►
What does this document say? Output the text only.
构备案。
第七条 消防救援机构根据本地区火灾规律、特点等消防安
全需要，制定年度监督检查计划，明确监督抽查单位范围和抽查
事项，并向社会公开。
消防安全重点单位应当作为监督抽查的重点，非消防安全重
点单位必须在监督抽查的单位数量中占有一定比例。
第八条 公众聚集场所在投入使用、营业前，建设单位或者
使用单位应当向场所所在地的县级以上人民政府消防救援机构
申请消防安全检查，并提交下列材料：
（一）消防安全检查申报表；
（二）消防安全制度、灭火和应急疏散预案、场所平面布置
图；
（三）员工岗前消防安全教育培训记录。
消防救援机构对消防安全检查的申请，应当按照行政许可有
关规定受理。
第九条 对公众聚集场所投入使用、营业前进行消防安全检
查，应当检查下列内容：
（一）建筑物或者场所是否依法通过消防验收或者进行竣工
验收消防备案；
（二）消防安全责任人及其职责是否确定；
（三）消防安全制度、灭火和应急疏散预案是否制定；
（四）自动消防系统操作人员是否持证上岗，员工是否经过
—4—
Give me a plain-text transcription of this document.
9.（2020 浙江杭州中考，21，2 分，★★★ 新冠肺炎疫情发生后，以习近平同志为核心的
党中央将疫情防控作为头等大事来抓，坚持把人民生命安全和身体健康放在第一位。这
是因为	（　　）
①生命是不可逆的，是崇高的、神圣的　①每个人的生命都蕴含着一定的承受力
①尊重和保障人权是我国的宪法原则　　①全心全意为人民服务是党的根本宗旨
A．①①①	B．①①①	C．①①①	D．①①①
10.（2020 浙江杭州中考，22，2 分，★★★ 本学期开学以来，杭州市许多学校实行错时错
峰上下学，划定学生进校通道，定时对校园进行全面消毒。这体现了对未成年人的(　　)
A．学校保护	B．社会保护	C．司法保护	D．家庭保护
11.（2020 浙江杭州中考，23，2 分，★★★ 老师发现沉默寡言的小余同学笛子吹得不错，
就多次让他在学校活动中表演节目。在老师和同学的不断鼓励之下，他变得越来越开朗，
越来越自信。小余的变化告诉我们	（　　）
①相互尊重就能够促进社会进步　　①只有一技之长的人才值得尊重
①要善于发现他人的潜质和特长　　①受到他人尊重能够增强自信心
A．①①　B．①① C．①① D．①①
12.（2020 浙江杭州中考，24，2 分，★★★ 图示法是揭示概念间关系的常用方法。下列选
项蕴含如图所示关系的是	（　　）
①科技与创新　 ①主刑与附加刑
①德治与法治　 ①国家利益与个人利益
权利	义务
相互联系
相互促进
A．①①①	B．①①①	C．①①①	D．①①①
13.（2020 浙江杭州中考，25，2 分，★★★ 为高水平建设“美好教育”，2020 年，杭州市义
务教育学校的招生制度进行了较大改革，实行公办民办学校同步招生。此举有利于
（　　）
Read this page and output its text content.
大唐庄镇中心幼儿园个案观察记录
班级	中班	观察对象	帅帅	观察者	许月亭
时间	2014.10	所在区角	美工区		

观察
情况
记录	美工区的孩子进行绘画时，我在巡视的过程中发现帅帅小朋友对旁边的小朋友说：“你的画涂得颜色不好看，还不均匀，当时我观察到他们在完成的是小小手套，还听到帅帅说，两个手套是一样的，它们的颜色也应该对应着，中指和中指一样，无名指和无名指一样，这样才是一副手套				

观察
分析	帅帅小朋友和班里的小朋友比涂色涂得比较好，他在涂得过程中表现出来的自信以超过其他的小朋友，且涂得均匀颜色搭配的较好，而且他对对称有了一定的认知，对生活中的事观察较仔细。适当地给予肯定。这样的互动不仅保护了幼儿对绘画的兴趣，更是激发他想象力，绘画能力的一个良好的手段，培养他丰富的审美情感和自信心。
◄
=== Instruction ===
Copy the records above exactly as they appear.

=== Solution to this problem ===
What does this document say? Output the text only.
构备案。
第七条 消防救援机构根据本地区火灾规律、特点等消防安
全需要，制定年度监督检查计划，明确监督抽查单位范围和抽查
事项，并向社会公开。
消防安全重点单位应当作为监督抽查的重点，非消防安全重
点单位必须在监督抽查的单位数量中占有一定比例。
第八条 公众聚集场所在投入使用、营业前，建设单位或者
使用单位应当向场所所在地的县级以上人民政府消防救援机构
申请消防安全检查，并提交下列材料：
（一）消防安全检查申报表；
（二）消防安全制度、灭火和应急疏散预案、场所平面布置
图；
（三）员工岗前消防安全教育培训记录。
消防救援机构对消防安全检查的申请，应当按照行政许可有
关规定受理。
第九条 对公众聚集场所投入使用、营业前进行消防安全检
查，应当检查下列内容：
（一）建筑物或者场所是否依法通过消防验收或者进行竣工
验收消防备案；
（二）消防安全责任人及其职责是否确定；
（三）消防安全制度、灭火和应急疏散预案是否制定；
（四）自动消防系统操作人员是否持证上岗，员工是否经过
—4—
Give me a plain-text transcription of this document.
9.（2020 浙江杭州中考，21，2 分，★★★ 新冠肺炎疫情发生后，以习近平同志为核心的
党中央将疫情防控作为头等大事来抓，坚持把人民生命安全和身体健康放在第一位。这
是因为	（　　）
①生命是不可逆的，是崇高的、神圣的　①每个人的生命都蕴含着一定的承受力
①尊重和保障人权是我国的宪法原则　　①全心全意为人民服务是党的根本宗旨
A．①①①	B．①①①	C．①①①	D．①①①
10.（2020 浙江杭州中考，22，2 分，★★★ 本学期开学以来，杭州市许多学校实行错时错
峰上下学，划定学生进校通道，定时对校园进行全面消毒。这体现了对未成年人的(　　)
A．学校保护	B．社会保护	C．司法保护	D．家庭保护
11.（2020 浙江杭州中考，23，2 分，★★★ 老师发现沉默寡言的小余同学笛子吹得不错，
就多次让他在学校活动中表演节目。在老师和同学的不断鼓励之下，他变得越来越开朗，
越来越自信。小余的变化告诉我们	（　　）
①相互尊重就能够促进社会进步　　①只有一技之长的人才值得尊重
①要善于发现他人的潜质和特长　　①受到他人尊重能够增强自信心
A．①①　B．①① C．①① D．①①
12.（2020 浙江杭州中考，24，2 分，★★★ 图示法是揭示概念间关系的常用方法。下列选
项蕴含如图所示关系的是	（　　）
①科技与创新　 ①主刑与附加刑
①德治与法治　 ①国家利益与个人利益
权利	义务
相互联系
相互促进
A．①①①	B．①①①	C．①①①	D．①①①
13.（2020 浙江杭州中考，25，2 分，★★★ 为高水平建设“美好教育”，2020 年，杭州市义
务教育学校的招生制度进行了较大改革，实行公办民办学校同步招生。此举有利于
（　　）
Read this page and output its text content.
大唐庄镇中心幼儿园个案观察记录
班级	中班	观察对象	帅帅	观察者	许月亭
时间	2014.10	所在区角	美工区		

观察
情况
记录	美工区的孩子进行绘画时，我在巡视的过程中发现帅帅小朋友对旁边的小朋友说：“你的画涂得颜色不好看，还不均匀，当时我观察到他们在完成的是小小手套，还听到帅帅说，两个手套是一样的，它们的颜色也应该对应着，中指和中指一样，无名指和无名指一样，这样才是一副手套				

观察
分析	帅帅小朋友和班里的小朋友比涂色涂得比较好，他在涂得过程中表现出来的自信以超过其他的小朋友，且涂得均匀颜色搭配的较好，而且他对对称有了一定的认知，对生活中的事观察较仔细。适当地给予肯定。这样的互动不仅保护了幼儿对绘画的兴趣，更是激发他想象力，绘画能力的一个良好的手段，培养他丰富的审美情感和自信心。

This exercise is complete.